- [To be done]
Repeat the records verbatim and leave the pictures out of your copy.
— Begin —
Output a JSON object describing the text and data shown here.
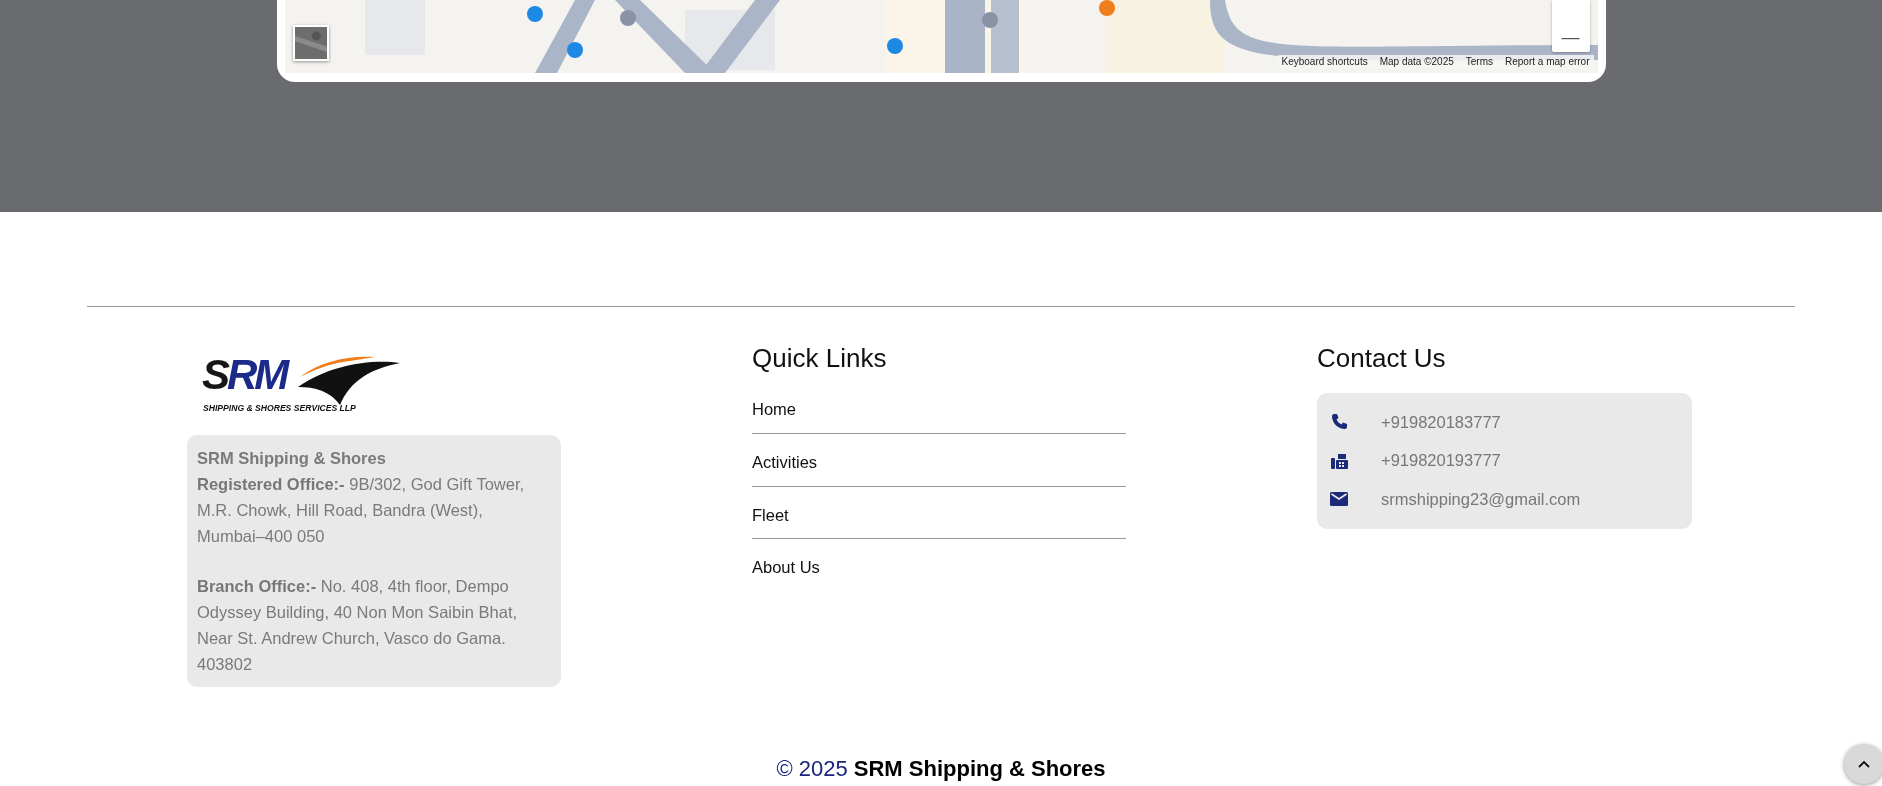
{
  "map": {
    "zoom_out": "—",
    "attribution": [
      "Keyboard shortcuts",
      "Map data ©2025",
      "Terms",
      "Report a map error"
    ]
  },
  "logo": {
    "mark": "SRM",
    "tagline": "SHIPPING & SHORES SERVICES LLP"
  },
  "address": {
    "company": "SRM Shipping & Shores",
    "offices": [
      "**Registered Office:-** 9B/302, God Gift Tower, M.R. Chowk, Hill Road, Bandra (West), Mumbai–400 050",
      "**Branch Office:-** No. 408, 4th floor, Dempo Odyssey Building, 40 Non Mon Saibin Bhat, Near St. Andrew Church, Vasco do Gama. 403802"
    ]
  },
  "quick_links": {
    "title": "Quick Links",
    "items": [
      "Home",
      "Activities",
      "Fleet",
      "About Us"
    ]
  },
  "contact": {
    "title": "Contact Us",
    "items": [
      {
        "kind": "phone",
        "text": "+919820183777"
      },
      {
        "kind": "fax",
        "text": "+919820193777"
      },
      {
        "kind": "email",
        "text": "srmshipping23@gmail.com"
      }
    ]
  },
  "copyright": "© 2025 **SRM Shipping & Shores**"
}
— End —
- [Complete output]
Output a JSON object describing the text and data shown here.
{
  "map": {
    "zoom_out": "—",
    "attribution": [
      "Keyboard shortcuts",
      "Map data ©2025",
      "Terms",
      "Report a map error"
    ]
  },
  "logo": {
    "mark": "SRM",
    "tagline": "SHIPPING & SHORES SERVICES LLP"
  },
  "address": {
    "company": "SRM Shipping & Shores",
    "offices": [
      "**Registered Office:-** 9B/302, God Gift Tower, M.R. Chowk, Hill Road, Bandra (West), Mumbai–400 050",
      "**Branch Office:-** No. 408, 4th floor, Dempo Odyssey Building, 40 Non Mon Saibin Bhat, Near St. Andrew Church, Vasco do Gama. 403802"
    ]
  },
  "quick_links": {
    "title": "Quick Links",
    "items": [
      "Home",
      "Activities",
      "Fleet",
      "About Us"
    ]
  },
  "contact": {
    "title": "Contact Us",
    "items": [
      {
        "kind": "phone",
        "text": "+919820183777"
      },
      {
        "kind": "fax",
        "text": "+919820193777"
      },
      {
        "kind": "email",
        "text": "srmshipping23@gmail.com"
      }
    ]
  },
  "copyright": "© 2025 **SRM Shipping & Shores**"
}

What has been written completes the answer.